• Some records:
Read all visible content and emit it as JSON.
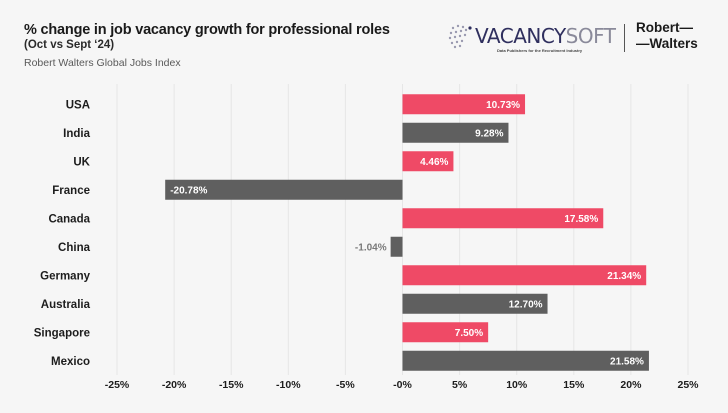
{
  "header": {
    "title": "% change in job vacancy growth for professional roles",
    "subtitle": "(Oct vs Sept ‘24)",
    "source": "Robert Walters Global Jobs Index"
  },
  "logos": {
    "vacancysoft_primary": "VACANCY",
    "vacancysoft_secondary": "SOFT",
    "vacancysoft_tagline": "Data Publishers for the Recruitment Industry",
    "robert_walters_line1": "Robert—",
    "robert_walters_line2": "—Walters"
  },
  "colors": {
    "pink": "#ef4a66",
    "gray": "#5f5f5f",
    "grid": "#e6e6e6",
    "outside_label": "#7a7a7a"
  },
  "chart_data": {
    "type": "bar",
    "orientation": "horizontal",
    "title": "% change in job vacancy growth for professional roles",
    "subtitle": "(Oct vs Sept ‘24)",
    "xlabel": "",
    "ylabel": "",
    "xlim": [
      -25,
      25
    ],
    "xticks": [
      -25,
      -20,
      -15,
      -10,
      -5,
      0,
      5,
      10,
      15,
      20,
      25
    ],
    "xtick_labels": [
      "-25%",
      "-20%",
      "-15%",
      "-10%",
      "-5%",
      "-0%",
      "5%",
      "10%",
      "15%",
      "20%",
      "25%"
    ],
    "grid": "vertical",
    "categories": [
      "USA",
      "India",
      "UK",
      "France",
      "Canada",
      "China",
      "Germany",
      "Australia",
      "Singapore",
      "Mexico"
    ],
    "values": [
      10.73,
      9.28,
      4.46,
      -20.78,
      17.58,
      -1.04,
      21.34,
      12.7,
      7.5,
      21.58
    ],
    "value_labels": [
      "10.73%",
      "9.28%",
      "4.46%",
      "-20.78%",
      "17.58%",
      "-1.04%",
      "21.34%",
      "12.70%",
      "7.50%",
      "21.58%"
    ],
    "bar_colors": [
      "pink",
      "gray",
      "pink",
      "gray",
      "pink",
      "gray",
      "pink",
      "gray",
      "pink",
      "gray"
    ]
  }
}
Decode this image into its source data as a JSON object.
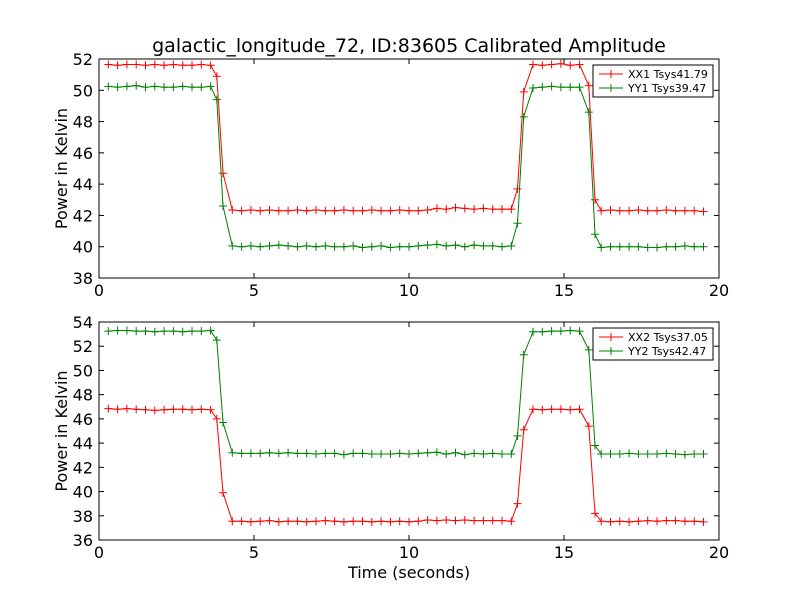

• Goal: Lines holding the word "source" in the entries above are the ones to pull out. Copy them all.

• Answer in full:
    "source": "Robert Walters Global Jobs Index"
Decode this image into its source data as a JSON object.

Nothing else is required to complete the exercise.